• _Dataset rows_:
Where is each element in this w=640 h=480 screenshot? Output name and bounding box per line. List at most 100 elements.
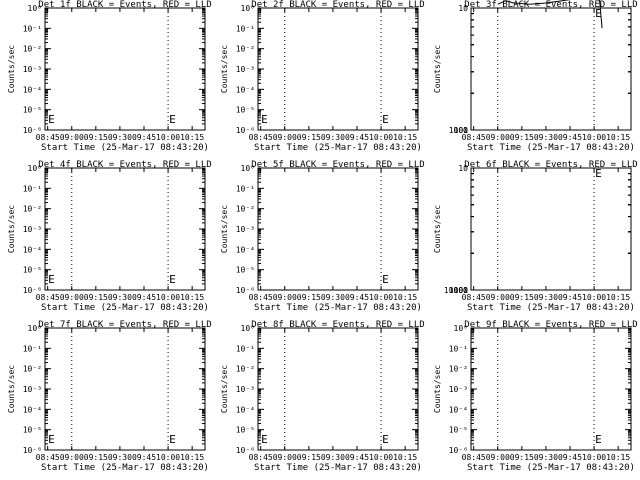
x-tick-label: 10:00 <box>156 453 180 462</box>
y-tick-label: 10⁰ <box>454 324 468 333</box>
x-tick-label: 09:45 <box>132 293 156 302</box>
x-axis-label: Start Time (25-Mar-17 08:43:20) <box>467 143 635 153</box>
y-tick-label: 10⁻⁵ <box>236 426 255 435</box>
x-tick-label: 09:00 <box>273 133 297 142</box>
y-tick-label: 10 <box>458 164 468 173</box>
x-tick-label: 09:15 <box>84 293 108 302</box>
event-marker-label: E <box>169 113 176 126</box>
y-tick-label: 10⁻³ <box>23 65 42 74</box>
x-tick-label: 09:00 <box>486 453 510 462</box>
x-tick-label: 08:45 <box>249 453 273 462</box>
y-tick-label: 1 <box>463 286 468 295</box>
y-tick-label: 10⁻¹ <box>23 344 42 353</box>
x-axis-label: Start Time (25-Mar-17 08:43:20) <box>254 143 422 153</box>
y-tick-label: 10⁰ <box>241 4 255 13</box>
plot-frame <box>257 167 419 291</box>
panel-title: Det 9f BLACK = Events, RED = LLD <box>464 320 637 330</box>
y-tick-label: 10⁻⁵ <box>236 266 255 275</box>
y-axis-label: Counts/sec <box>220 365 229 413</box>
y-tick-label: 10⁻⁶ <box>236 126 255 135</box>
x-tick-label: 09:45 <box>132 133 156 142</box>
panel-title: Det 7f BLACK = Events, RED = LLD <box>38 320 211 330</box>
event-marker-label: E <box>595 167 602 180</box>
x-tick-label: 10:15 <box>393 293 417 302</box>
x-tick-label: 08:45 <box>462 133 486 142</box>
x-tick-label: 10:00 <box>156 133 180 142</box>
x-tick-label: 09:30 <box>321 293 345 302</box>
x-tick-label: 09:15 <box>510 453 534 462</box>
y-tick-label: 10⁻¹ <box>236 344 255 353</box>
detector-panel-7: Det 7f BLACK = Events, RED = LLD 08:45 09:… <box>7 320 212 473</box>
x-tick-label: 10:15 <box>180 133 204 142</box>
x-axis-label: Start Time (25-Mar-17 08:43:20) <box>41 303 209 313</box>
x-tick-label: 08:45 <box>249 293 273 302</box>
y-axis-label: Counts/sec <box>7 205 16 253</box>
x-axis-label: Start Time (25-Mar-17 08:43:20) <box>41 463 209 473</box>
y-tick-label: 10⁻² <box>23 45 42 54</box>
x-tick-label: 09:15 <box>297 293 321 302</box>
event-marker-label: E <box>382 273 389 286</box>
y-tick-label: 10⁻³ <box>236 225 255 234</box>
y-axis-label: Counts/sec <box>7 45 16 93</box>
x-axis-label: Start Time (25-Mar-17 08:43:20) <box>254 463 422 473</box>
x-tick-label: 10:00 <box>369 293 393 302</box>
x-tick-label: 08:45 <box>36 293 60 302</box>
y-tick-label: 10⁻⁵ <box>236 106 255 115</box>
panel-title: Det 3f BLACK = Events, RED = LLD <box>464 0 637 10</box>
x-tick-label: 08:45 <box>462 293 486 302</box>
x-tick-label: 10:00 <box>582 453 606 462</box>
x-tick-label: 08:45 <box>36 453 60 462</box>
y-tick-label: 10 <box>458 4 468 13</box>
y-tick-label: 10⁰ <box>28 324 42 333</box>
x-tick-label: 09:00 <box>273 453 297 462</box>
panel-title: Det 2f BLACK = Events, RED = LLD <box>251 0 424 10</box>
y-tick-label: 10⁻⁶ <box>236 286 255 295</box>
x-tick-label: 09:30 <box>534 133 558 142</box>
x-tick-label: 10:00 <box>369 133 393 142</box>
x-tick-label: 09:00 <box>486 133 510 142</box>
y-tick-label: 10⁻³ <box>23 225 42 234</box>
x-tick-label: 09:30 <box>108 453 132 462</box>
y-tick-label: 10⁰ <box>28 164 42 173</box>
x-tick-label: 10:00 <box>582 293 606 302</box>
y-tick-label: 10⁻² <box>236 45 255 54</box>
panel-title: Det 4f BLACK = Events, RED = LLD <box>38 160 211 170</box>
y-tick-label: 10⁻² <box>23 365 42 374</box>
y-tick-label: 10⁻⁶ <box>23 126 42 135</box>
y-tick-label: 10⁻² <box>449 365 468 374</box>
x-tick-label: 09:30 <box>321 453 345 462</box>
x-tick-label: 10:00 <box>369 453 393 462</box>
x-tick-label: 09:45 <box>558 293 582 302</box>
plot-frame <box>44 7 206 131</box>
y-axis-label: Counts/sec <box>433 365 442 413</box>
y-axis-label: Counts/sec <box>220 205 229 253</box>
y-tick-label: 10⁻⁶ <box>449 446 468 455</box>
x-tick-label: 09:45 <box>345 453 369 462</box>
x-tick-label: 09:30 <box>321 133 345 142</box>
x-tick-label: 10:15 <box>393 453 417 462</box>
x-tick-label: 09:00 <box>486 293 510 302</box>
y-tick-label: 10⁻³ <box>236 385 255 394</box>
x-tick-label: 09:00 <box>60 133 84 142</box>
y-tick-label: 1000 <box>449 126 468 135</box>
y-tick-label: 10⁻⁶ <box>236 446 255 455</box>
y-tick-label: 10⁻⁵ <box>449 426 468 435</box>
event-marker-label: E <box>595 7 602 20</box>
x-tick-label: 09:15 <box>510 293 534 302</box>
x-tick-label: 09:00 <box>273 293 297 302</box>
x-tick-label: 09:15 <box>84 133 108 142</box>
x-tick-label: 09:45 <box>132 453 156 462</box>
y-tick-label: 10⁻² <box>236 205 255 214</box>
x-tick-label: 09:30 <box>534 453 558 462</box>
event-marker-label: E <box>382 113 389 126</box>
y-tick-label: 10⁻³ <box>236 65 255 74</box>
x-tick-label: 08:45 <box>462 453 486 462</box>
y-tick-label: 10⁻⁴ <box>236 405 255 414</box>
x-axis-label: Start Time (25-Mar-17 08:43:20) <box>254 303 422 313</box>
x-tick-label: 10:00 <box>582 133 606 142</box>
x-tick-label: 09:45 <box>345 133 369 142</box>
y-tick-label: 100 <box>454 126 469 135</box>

==

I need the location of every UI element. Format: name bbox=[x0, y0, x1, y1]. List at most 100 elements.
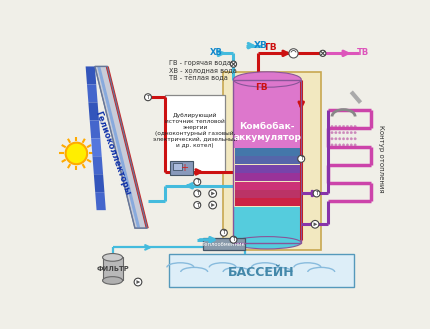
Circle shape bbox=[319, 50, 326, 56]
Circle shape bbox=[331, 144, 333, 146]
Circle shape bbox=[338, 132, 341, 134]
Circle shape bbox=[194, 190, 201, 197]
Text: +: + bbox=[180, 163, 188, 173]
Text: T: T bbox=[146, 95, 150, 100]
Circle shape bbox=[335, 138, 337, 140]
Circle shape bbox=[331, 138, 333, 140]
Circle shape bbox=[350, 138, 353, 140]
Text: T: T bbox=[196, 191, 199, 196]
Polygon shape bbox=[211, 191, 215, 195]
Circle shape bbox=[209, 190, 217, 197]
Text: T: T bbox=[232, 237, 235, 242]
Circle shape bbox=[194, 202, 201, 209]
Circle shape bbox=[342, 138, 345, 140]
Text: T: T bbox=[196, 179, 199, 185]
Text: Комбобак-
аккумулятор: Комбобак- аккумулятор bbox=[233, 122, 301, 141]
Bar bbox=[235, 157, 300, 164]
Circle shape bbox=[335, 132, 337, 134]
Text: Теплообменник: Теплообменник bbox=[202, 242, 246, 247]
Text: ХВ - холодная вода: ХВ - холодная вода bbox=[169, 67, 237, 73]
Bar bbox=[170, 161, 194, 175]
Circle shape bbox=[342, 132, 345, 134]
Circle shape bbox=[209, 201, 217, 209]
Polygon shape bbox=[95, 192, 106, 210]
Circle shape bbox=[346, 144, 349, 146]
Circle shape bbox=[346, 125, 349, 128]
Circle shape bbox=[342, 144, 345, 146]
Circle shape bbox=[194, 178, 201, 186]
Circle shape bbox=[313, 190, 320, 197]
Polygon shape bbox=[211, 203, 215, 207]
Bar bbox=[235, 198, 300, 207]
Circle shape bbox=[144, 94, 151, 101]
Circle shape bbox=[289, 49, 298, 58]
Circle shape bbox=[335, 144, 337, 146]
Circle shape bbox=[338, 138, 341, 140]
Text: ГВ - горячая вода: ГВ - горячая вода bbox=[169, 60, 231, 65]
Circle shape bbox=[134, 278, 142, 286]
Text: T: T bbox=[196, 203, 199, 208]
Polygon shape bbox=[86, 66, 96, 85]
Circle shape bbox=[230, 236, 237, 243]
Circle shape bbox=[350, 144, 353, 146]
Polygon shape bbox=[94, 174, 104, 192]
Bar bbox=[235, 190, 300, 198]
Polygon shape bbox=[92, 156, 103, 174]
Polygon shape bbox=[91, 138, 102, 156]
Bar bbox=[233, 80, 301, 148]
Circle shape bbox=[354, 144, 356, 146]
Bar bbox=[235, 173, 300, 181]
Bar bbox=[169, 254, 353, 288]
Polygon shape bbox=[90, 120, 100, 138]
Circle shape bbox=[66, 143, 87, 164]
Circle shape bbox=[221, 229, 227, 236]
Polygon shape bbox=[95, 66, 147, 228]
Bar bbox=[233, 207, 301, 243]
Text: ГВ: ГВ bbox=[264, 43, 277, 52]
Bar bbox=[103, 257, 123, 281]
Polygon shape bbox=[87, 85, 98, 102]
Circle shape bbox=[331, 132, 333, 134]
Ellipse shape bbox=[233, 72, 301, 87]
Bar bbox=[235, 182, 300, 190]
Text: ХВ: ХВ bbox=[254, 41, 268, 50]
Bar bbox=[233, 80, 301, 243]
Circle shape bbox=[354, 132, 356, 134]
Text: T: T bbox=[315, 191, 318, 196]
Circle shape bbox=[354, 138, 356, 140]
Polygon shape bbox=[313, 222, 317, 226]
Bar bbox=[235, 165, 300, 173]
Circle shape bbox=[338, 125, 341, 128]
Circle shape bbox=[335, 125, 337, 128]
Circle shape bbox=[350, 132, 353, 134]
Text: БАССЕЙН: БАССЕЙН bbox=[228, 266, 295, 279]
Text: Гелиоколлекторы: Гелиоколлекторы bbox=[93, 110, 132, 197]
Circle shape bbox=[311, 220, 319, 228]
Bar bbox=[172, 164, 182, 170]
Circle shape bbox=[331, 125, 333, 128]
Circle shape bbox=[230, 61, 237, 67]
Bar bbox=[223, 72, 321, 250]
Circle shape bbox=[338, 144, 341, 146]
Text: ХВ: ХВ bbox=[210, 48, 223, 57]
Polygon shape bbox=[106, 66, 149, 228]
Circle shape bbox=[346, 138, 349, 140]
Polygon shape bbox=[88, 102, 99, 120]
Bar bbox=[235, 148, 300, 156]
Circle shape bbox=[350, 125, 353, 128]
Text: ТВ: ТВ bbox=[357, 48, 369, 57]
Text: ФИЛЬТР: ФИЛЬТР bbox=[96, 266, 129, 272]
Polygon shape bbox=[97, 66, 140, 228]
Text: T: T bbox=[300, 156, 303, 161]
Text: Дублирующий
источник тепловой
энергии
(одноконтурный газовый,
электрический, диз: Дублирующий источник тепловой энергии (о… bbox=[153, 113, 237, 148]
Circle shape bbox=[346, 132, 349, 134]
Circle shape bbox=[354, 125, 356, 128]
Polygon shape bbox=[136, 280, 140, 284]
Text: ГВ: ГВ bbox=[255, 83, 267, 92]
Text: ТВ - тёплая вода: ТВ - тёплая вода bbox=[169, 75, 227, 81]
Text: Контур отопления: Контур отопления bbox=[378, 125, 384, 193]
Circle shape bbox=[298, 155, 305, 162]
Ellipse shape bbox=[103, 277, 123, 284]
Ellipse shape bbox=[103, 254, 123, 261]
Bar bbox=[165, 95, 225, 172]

• _Written problem_: Reproduce the items from the line with "Circle shape bbox=[319, 50, 326, 56]" to the line with "Circle shape bbox=[194, 178, 201, 186]", putting "Rectangle" in place of "Bar" and changing nothing else. Give only those lines.

• _Exercise solution_:
Circle shape bbox=[319, 50, 326, 56]
Circle shape bbox=[331, 144, 333, 146]
Circle shape bbox=[338, 132, 341, 134]
Circle shape bbox=[194, 190, 201, 197]
Text: +: + bbox=[180, 163, 188, 173]
Text: T: T bbox=[146, 95, 150, 100]
Circle shape bbox=[335, 138, 337, 140]
Circle shape bbox=[331, 138, 333, 140]
Circle shape bbox=[350, 138, 353, 140]
Text: T: T bbox=[196, 191, 199, 196]
Polygon shape bbox=[211, 191, 215, 195]
Circle shape bbox=[209, 190, 217, 197]
Text: T: T bbox=[232, 237, 235, 242]
Circle shape bbox=[194, 202, 201, 209]
Circle shape bbox=[342, 138, 345, 140]
Text: T: T bbox=[196, 179, 199, 185]
Text: Комбобак-
аккумулятор: Комбобак- аккумулятор bbox=[233, 122, 301, 141]
Rectangle bbox=[235, 157, 300, 164]
Circle shape bbox=[335, 132, 337, 134]
Text: Теплообменник: Теплообменник bbox=[202, 242, 246, 247]
Text: ХВ - холодная вода: ХВ - холодная вода bbox=[169, 67, 237, 73]
Rectangle bbox=[170, 161, 194, 175]
Circle shape bbox=[342, 132, 345, 134]
Circle shape bbox=[209, 201, 217, 209]
Polygon shape bbox=[95, 192, 106, 210]
Circle shape bbox=[346, 144, 349, 146]
Circle shape bbox=[346, 125, 349, 128]
Circle shape bbox=[342, 144, 345, 146]
Circle shape bbox=[194, 178, 201, 186]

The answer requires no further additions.